### OBJECTIVE
Only the number is wanted: how many lines hold the word "values"?
## START SUPPLIED INFORMATION
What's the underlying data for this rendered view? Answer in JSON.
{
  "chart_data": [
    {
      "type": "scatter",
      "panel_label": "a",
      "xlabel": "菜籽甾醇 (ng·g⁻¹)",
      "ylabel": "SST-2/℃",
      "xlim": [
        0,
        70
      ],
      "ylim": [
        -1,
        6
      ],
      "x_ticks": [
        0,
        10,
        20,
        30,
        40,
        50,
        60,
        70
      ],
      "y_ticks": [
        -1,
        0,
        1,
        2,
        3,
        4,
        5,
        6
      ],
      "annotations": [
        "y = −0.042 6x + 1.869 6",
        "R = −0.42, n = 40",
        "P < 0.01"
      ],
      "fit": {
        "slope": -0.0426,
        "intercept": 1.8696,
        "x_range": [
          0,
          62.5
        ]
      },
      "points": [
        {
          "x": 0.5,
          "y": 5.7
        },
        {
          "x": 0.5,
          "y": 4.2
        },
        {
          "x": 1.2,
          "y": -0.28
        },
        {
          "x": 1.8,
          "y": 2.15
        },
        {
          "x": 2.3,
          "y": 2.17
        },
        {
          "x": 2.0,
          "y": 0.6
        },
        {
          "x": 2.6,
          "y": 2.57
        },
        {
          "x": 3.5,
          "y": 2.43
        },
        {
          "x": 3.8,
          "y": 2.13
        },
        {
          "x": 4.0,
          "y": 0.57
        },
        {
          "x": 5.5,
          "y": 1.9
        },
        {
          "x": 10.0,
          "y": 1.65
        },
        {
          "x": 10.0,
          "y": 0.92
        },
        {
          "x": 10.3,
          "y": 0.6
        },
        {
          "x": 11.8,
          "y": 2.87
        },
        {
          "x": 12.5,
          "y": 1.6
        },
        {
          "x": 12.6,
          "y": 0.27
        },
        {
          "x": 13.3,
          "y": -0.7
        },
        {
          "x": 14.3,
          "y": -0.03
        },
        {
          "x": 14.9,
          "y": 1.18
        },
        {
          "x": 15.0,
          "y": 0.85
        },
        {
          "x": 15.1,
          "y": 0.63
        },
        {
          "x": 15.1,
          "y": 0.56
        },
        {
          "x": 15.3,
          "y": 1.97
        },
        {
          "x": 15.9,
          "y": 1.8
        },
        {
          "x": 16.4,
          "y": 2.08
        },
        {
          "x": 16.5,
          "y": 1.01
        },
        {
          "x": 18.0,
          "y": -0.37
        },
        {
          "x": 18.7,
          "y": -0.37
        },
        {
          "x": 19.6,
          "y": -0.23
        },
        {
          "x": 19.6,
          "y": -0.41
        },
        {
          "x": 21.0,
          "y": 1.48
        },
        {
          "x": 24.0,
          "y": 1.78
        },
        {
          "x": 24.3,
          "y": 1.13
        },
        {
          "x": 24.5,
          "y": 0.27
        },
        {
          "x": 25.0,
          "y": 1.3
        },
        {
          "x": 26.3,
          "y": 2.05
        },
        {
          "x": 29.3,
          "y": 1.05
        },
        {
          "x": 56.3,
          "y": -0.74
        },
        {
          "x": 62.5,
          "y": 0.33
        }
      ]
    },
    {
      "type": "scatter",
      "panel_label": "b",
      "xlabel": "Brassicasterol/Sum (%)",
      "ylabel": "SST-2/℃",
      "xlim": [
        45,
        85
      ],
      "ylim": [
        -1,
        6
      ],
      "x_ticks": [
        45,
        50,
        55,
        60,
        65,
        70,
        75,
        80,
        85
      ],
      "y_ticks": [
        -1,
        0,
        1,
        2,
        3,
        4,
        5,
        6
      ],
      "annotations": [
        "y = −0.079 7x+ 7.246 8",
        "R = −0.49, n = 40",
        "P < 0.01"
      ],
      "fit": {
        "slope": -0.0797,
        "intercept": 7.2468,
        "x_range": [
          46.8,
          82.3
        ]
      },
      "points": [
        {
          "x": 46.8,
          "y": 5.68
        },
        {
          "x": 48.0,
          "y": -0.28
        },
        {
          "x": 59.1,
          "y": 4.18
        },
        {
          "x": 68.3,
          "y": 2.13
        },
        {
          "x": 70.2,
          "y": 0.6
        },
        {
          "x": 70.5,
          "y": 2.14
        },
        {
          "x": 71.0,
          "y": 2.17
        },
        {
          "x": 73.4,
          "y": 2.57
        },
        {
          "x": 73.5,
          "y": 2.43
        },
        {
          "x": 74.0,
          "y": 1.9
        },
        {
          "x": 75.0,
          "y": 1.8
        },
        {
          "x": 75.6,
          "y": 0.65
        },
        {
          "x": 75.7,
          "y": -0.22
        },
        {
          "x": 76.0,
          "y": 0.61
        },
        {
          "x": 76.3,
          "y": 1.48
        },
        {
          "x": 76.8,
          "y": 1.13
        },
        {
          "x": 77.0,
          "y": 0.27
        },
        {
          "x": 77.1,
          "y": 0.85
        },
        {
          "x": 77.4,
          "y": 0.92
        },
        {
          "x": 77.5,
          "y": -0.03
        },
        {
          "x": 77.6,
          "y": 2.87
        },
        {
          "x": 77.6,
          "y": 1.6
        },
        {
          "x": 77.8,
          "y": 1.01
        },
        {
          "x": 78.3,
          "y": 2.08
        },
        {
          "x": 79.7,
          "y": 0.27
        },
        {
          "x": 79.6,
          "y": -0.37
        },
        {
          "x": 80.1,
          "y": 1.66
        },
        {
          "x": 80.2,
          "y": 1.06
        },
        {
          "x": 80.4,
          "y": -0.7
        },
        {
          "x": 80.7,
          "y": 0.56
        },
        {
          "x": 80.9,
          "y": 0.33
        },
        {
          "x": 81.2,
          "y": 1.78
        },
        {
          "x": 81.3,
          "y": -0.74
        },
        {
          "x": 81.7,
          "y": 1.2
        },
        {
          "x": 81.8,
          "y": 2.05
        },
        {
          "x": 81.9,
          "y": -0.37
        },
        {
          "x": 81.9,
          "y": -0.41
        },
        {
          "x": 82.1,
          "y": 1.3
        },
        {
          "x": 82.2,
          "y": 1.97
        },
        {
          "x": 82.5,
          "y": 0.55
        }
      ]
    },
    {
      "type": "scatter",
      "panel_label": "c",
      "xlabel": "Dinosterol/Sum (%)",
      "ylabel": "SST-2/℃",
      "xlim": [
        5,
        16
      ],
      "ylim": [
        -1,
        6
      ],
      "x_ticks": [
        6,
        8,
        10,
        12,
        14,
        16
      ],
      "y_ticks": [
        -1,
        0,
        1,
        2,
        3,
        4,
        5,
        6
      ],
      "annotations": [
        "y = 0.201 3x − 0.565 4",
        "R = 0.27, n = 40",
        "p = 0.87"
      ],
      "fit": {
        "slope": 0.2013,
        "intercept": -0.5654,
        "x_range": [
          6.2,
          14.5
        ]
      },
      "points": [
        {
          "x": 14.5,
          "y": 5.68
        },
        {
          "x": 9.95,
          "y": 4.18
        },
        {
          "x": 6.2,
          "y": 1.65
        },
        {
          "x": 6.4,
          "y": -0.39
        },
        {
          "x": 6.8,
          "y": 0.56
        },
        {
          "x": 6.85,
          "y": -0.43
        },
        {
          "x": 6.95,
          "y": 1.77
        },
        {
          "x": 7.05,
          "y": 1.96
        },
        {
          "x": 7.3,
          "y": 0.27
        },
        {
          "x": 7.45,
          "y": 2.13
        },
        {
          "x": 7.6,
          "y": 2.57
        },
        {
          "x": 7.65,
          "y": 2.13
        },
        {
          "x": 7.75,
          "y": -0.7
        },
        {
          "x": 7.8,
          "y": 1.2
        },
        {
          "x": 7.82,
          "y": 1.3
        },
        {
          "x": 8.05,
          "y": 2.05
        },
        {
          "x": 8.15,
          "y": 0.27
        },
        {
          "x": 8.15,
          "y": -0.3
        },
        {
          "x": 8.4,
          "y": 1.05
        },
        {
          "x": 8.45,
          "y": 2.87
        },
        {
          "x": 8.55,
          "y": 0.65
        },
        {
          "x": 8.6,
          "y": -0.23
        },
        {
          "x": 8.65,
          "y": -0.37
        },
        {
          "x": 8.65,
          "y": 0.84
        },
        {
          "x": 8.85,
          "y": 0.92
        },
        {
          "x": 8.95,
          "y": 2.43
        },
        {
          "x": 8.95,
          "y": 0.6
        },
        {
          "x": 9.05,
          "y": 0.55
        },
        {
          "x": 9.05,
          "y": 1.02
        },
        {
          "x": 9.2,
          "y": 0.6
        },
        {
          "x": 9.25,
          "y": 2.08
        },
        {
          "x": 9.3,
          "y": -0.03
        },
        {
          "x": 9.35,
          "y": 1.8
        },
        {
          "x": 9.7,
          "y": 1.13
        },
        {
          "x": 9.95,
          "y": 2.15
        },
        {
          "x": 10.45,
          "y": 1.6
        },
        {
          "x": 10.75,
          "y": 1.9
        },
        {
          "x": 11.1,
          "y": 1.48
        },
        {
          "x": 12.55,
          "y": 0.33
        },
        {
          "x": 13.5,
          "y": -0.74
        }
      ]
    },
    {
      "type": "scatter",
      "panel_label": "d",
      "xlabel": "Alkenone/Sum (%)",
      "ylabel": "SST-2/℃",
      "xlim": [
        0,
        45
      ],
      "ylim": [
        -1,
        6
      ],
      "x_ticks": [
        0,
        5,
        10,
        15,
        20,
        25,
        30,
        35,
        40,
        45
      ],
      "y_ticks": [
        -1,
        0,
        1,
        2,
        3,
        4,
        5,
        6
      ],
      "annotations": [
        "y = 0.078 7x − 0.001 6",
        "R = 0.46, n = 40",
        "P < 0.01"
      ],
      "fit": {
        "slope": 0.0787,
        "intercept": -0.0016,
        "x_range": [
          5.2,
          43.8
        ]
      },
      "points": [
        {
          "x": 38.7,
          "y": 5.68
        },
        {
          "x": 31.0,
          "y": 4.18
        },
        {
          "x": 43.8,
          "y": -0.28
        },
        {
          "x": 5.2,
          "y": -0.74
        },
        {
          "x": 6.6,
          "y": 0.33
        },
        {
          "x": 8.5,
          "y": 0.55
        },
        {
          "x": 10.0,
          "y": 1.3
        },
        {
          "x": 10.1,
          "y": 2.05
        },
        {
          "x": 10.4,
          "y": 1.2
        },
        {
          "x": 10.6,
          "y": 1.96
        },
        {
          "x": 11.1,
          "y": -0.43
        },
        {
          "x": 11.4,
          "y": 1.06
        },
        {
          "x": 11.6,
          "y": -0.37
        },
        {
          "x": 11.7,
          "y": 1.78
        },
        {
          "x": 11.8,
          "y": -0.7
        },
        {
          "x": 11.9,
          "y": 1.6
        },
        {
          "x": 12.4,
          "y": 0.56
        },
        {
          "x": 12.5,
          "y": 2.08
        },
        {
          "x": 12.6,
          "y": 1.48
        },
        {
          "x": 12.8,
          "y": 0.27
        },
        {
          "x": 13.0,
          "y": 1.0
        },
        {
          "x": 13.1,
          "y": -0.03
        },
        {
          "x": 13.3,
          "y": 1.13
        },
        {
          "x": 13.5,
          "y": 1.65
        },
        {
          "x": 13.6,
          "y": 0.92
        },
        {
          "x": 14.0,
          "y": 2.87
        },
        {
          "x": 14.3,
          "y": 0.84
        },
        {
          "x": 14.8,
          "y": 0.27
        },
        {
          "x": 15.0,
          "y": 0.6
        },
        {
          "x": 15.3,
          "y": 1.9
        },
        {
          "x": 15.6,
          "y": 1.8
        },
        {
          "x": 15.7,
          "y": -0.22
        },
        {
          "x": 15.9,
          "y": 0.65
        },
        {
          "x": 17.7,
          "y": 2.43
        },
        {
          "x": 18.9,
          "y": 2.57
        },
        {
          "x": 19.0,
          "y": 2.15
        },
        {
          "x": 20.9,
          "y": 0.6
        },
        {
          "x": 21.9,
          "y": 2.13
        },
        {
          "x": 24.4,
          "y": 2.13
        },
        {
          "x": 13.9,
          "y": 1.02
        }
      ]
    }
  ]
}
## END SUPPLIED INFORMATION
## START SUPPLIED INFORMATION
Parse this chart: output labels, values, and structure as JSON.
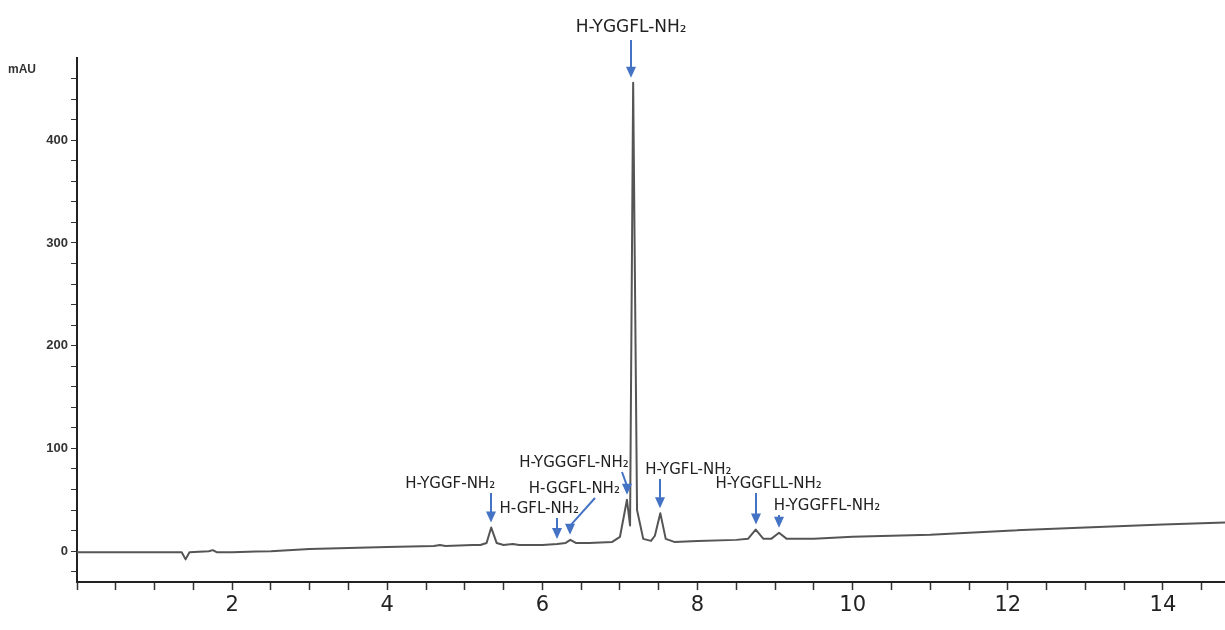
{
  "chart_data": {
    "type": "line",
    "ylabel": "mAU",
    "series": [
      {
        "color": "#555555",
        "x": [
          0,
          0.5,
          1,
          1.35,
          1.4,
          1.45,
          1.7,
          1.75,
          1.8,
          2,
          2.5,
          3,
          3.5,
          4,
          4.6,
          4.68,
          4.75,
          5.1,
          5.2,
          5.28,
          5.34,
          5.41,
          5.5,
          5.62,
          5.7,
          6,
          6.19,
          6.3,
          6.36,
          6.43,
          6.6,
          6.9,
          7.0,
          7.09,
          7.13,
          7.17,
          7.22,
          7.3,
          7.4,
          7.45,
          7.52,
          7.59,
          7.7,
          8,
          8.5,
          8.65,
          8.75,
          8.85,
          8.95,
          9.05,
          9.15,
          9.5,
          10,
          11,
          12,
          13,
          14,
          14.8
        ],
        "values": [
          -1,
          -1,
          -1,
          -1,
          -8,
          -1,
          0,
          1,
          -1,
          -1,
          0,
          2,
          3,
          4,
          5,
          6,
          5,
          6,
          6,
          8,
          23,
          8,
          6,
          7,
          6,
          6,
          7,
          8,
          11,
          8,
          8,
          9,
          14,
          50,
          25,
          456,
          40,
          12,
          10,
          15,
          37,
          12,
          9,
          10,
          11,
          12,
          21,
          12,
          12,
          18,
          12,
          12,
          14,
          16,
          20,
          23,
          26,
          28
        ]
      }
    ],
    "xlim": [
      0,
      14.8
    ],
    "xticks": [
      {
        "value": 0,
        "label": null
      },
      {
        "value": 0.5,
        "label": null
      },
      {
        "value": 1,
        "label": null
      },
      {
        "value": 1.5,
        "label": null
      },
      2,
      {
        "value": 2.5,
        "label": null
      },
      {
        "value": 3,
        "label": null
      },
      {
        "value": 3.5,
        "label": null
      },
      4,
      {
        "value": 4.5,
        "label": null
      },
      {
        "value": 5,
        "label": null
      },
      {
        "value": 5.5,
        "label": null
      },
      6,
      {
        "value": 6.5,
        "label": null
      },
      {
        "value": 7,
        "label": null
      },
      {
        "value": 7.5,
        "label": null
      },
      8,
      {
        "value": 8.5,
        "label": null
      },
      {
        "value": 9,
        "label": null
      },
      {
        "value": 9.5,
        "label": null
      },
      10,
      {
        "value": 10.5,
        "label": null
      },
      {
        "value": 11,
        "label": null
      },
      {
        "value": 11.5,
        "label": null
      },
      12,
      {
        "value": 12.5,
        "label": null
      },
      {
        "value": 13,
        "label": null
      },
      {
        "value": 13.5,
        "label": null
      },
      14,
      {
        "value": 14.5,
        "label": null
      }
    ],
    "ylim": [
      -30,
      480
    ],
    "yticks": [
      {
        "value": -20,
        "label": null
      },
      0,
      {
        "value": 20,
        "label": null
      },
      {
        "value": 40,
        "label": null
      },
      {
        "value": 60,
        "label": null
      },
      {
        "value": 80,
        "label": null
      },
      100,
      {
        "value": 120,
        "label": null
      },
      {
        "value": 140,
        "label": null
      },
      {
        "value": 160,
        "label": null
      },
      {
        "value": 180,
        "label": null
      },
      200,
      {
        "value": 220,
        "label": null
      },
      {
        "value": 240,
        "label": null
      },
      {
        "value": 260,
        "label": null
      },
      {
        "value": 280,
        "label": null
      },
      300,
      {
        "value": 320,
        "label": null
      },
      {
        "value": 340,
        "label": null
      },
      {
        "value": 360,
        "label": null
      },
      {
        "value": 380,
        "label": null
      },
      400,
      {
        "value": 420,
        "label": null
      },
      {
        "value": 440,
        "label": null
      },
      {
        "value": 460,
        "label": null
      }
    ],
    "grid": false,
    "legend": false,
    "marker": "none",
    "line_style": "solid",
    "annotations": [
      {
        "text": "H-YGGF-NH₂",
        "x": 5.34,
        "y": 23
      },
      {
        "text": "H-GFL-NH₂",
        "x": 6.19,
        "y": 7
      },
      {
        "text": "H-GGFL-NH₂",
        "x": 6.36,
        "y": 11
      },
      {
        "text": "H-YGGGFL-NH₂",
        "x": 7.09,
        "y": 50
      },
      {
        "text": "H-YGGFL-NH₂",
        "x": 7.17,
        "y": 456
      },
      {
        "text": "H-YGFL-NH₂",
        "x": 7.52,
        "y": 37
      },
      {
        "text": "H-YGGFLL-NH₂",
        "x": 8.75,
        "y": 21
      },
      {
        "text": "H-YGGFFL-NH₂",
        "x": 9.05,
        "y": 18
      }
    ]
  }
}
## END SUPPLIED INFORMATION
### RIGHT ANSWER
2